Top of EXCERPTED DATA

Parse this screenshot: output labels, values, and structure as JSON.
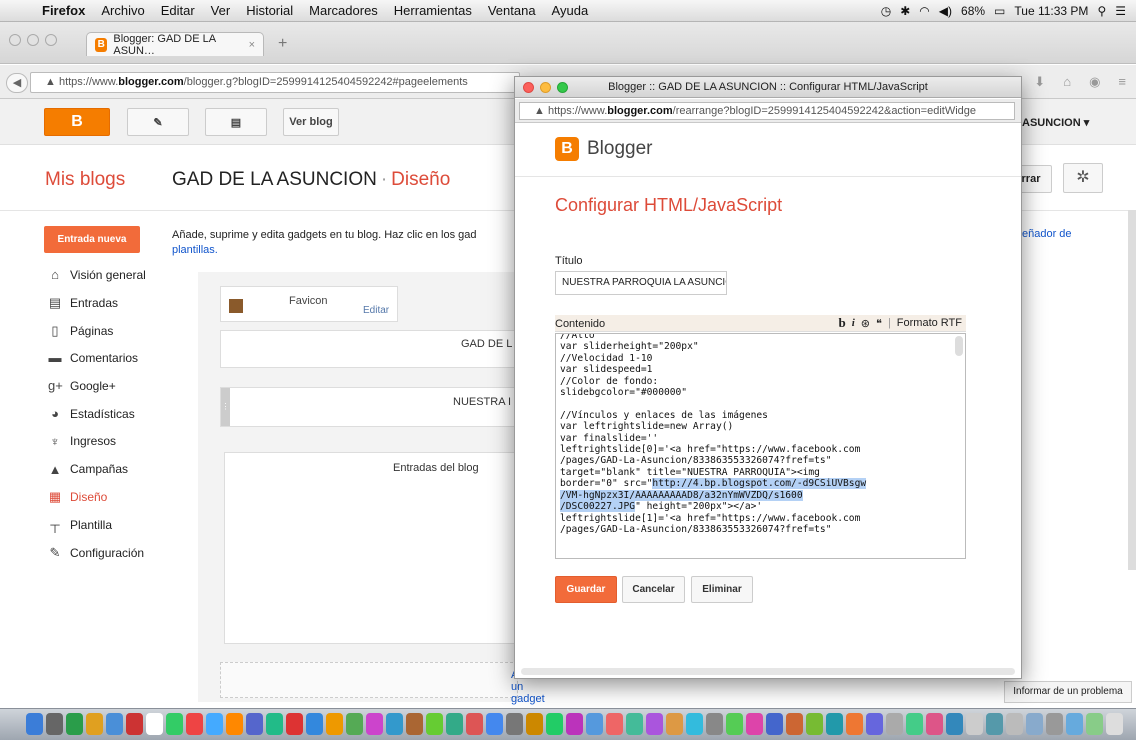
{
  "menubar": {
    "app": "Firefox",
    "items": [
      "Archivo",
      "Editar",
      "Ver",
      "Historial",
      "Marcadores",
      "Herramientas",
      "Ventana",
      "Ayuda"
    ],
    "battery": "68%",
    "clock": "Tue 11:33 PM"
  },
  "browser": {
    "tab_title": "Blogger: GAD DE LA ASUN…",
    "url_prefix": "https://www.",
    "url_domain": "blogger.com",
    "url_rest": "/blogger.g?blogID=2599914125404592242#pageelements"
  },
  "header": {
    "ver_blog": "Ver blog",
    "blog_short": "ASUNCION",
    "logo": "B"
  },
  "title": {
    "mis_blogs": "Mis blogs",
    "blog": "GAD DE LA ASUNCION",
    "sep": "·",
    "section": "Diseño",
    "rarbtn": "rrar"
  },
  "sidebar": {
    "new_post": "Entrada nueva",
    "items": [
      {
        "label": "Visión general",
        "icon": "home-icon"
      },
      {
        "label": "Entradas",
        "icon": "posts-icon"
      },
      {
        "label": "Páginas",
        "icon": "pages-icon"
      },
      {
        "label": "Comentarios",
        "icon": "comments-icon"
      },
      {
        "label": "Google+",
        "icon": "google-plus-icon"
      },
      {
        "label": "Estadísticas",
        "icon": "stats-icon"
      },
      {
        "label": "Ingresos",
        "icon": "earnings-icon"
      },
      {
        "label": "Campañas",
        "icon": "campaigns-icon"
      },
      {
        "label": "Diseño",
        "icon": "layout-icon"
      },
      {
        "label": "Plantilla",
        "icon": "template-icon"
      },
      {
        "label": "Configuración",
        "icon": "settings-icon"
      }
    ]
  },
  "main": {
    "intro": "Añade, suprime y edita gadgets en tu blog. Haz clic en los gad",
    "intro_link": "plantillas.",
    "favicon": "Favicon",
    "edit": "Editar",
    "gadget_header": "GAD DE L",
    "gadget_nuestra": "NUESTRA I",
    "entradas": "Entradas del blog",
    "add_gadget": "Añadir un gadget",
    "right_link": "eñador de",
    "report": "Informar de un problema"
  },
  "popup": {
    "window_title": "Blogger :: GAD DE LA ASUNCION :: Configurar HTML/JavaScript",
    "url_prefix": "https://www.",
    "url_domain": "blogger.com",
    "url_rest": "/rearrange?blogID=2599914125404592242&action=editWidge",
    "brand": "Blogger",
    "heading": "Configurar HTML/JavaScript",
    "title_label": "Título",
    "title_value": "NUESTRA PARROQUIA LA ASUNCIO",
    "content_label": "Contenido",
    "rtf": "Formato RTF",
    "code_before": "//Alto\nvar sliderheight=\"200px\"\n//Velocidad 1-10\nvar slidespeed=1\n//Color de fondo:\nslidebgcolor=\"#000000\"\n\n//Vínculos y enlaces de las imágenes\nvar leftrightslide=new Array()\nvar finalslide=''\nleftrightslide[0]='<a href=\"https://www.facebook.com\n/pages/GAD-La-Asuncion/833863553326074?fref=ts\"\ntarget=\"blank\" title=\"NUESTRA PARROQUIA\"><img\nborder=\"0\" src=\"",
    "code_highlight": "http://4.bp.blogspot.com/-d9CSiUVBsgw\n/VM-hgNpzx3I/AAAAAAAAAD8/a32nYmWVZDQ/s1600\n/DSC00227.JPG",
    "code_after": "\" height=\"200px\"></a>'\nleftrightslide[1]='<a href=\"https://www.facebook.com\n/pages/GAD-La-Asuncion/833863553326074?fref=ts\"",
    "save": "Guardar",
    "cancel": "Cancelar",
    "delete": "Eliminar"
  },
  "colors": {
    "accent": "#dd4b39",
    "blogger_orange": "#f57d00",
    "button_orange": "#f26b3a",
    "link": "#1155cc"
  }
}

Bottom of EXCERPTED DATA
Top of EXCERPTED DATA

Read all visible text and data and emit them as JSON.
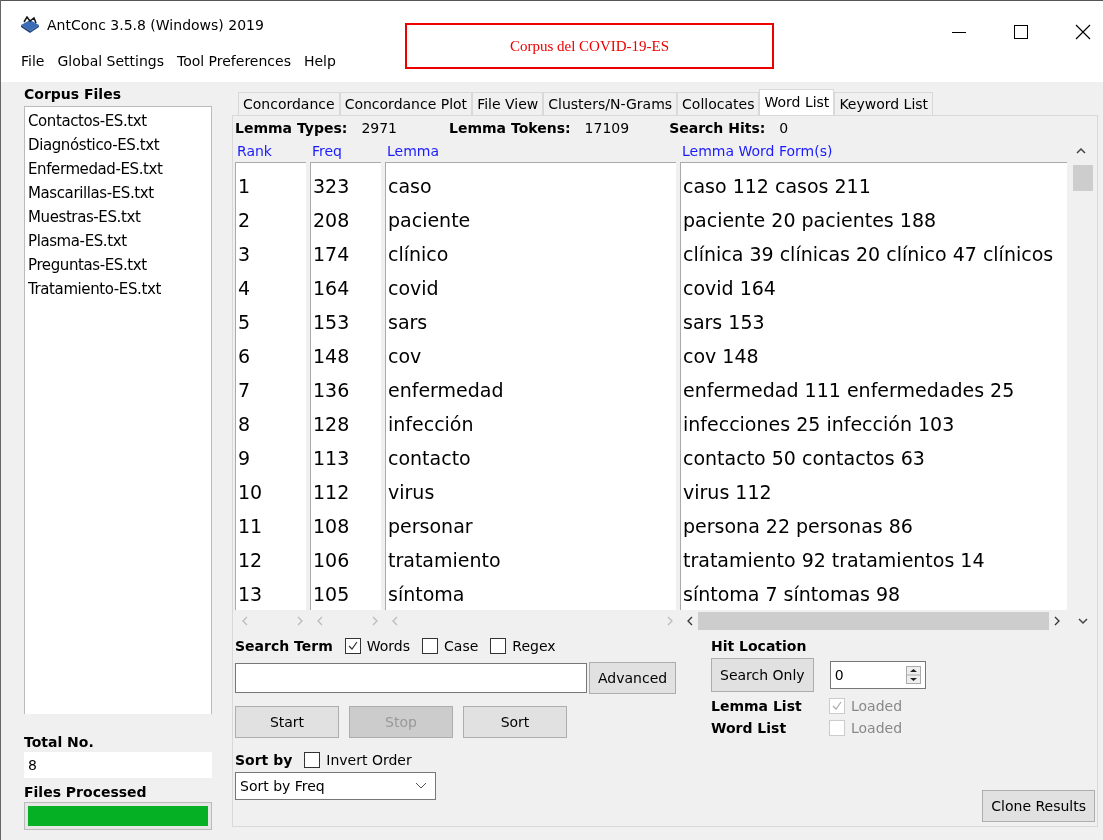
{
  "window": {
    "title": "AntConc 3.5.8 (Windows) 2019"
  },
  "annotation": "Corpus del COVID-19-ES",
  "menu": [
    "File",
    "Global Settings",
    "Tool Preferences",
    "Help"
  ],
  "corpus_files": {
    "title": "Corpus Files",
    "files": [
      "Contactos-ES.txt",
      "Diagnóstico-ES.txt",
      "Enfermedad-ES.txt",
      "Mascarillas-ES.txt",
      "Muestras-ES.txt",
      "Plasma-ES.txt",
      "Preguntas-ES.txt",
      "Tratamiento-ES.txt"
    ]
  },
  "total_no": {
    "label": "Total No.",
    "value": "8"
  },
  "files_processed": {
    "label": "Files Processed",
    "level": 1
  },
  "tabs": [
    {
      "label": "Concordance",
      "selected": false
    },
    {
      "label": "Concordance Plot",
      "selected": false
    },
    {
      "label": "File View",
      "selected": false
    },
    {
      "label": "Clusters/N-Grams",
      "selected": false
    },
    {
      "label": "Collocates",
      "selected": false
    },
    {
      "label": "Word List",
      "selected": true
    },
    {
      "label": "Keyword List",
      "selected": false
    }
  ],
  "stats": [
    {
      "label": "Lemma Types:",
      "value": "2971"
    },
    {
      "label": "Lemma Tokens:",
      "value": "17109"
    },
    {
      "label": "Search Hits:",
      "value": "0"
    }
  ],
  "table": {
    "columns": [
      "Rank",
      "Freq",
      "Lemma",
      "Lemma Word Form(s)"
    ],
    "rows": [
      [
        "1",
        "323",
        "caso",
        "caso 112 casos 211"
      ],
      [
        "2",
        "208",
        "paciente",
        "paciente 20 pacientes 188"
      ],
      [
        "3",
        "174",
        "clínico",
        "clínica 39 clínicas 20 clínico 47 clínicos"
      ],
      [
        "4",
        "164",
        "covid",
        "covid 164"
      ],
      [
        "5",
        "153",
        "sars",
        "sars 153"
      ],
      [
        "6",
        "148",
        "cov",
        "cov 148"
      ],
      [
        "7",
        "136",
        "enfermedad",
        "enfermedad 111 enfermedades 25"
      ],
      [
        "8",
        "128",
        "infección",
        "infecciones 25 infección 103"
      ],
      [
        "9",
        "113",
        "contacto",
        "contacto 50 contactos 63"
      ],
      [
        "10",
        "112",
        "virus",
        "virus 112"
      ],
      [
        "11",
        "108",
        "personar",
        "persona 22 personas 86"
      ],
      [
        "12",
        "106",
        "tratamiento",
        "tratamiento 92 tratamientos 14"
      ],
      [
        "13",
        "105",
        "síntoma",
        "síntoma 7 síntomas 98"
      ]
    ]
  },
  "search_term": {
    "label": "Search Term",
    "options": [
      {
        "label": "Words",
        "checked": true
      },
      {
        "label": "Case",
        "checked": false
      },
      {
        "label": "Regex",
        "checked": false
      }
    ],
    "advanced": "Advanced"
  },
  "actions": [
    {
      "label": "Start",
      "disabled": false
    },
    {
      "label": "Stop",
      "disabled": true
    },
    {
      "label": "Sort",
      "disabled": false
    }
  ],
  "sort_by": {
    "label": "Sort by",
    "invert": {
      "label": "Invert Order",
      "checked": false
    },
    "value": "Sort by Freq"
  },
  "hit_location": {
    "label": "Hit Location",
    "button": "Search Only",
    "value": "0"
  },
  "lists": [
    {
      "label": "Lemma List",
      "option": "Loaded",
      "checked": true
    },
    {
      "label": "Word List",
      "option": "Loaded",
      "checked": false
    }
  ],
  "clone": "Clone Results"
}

Bottom of EXCERPTED DATA

WORK TO COMPLETE -
Take every line above that includes the string "Concordance" and return it.

RESULT BELOW -
      "label": "Concordance",
      "label": "Concordance Plot",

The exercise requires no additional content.